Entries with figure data
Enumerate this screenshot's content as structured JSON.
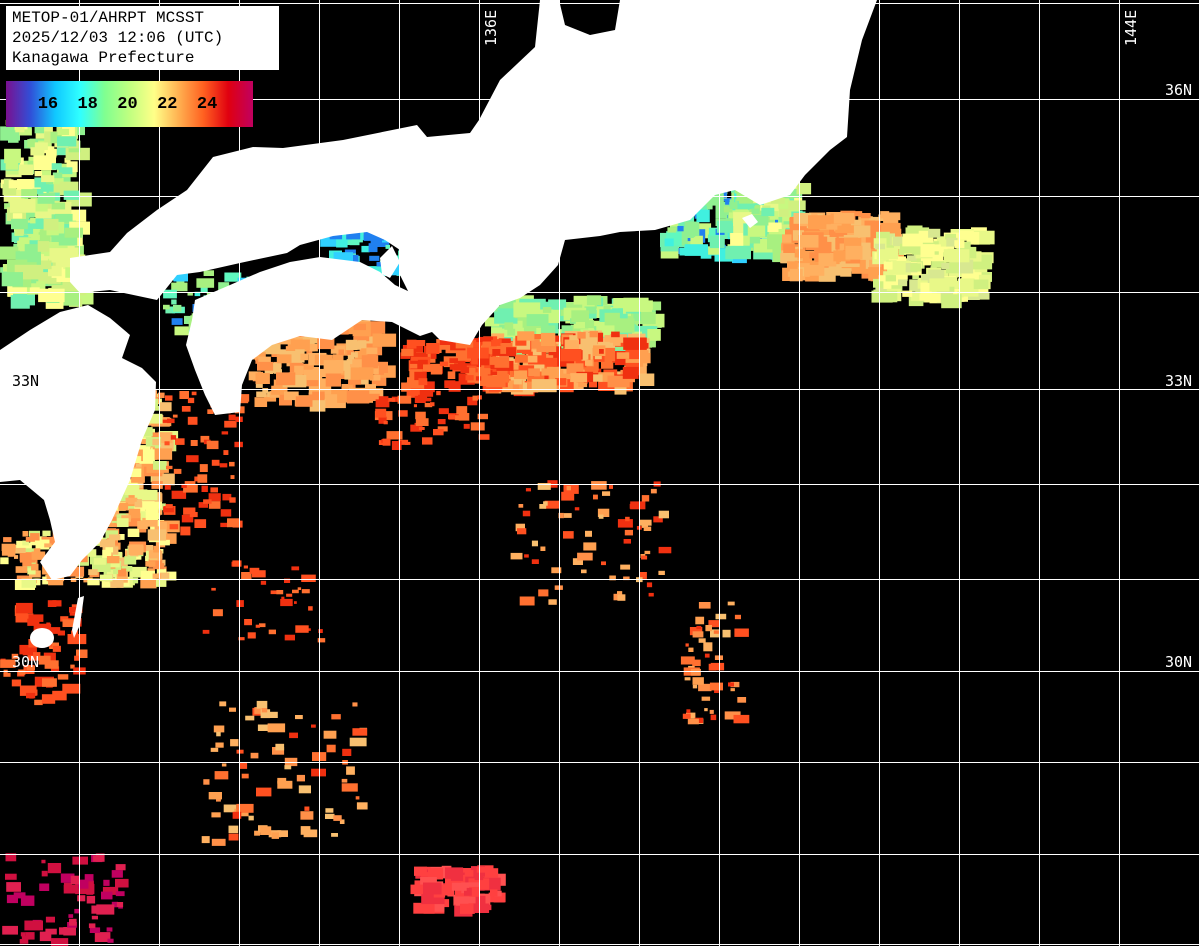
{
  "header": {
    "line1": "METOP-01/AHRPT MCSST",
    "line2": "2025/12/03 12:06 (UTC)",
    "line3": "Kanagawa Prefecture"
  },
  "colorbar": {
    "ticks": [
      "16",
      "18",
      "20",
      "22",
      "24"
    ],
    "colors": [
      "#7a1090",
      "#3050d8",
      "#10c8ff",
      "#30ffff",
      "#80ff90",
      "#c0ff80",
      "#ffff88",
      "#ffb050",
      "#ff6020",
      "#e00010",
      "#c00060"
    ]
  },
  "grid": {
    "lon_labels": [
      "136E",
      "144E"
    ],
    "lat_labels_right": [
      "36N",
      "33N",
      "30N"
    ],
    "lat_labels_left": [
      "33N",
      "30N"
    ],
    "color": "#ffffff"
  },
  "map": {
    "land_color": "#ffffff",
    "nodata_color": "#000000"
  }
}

--

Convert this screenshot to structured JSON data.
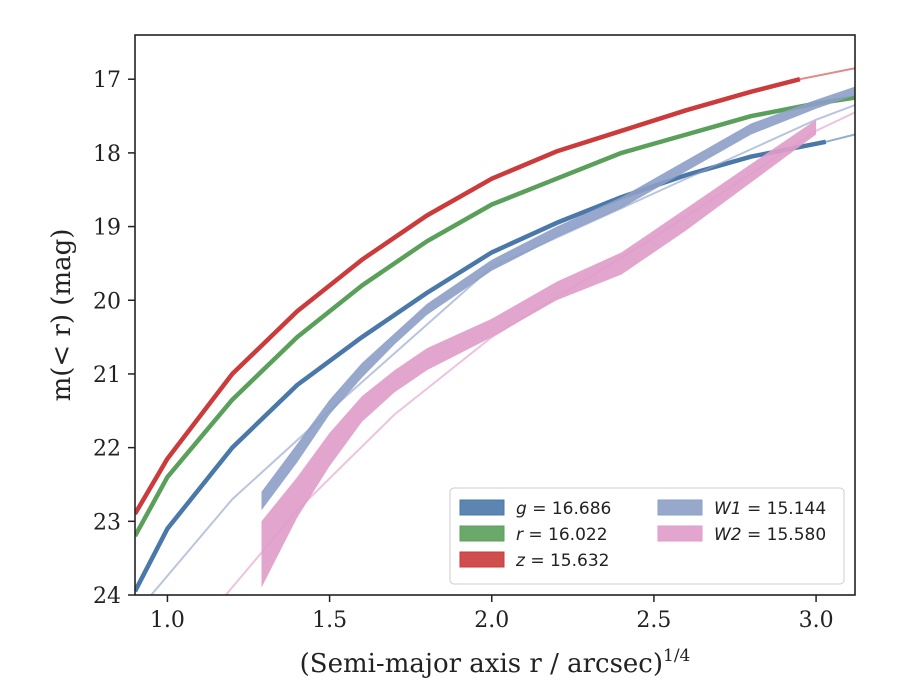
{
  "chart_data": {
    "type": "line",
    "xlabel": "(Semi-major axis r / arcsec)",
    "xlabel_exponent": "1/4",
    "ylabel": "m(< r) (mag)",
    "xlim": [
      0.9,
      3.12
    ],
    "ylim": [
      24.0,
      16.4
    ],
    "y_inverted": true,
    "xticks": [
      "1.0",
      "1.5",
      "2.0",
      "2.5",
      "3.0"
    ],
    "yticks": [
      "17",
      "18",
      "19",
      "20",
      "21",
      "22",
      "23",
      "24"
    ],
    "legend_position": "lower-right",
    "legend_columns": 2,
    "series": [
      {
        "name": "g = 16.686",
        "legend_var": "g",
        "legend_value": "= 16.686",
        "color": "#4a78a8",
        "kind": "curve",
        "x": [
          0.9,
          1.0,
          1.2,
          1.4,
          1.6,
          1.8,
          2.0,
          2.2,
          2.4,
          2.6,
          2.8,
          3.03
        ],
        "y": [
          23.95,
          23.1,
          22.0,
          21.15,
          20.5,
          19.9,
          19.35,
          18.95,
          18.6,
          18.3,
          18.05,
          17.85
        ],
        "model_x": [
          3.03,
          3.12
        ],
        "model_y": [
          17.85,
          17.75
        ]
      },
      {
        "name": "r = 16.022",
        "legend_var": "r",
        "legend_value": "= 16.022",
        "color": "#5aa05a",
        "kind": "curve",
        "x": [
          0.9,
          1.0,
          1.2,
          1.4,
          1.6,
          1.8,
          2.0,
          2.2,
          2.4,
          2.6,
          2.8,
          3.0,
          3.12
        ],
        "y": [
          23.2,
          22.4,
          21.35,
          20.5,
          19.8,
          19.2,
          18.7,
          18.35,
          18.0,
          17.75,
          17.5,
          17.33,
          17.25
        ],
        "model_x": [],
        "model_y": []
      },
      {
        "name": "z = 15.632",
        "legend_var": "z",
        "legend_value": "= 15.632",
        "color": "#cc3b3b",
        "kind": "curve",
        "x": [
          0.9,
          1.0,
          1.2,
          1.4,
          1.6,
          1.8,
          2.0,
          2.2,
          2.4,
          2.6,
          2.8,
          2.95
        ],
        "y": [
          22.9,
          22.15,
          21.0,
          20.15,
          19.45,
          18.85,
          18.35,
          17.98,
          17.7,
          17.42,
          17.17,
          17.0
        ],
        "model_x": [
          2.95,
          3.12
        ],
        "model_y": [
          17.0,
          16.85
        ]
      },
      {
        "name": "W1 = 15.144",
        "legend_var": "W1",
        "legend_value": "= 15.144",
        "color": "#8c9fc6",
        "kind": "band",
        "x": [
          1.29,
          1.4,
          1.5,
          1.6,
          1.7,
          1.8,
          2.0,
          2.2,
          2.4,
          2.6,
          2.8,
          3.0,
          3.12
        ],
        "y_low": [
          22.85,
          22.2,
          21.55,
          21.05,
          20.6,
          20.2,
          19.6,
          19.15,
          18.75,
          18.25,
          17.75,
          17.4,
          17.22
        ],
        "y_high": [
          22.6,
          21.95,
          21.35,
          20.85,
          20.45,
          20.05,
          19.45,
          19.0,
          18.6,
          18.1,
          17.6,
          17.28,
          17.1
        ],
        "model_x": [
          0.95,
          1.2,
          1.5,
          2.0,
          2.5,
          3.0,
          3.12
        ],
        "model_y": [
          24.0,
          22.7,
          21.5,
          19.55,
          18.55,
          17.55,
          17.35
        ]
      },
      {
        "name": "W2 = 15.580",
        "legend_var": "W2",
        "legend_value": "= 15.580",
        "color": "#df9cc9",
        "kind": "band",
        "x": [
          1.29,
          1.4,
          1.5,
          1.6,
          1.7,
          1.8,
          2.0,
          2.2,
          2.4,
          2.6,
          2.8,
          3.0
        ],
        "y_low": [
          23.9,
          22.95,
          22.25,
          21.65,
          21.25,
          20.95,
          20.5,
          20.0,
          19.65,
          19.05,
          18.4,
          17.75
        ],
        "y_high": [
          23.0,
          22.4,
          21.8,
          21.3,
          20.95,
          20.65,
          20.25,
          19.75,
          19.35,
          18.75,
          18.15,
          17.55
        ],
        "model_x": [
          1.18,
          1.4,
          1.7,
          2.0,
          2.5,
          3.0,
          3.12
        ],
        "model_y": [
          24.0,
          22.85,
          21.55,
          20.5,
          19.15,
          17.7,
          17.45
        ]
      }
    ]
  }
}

▶ _YOUR INSTRUCTIONS_:
Identify and copy all lines with the word "JSON".

▶ _FULL OUTPUT_:
Enumerate this screenshot's content as structured JSON.
Convert this screenshot to structured JSON data.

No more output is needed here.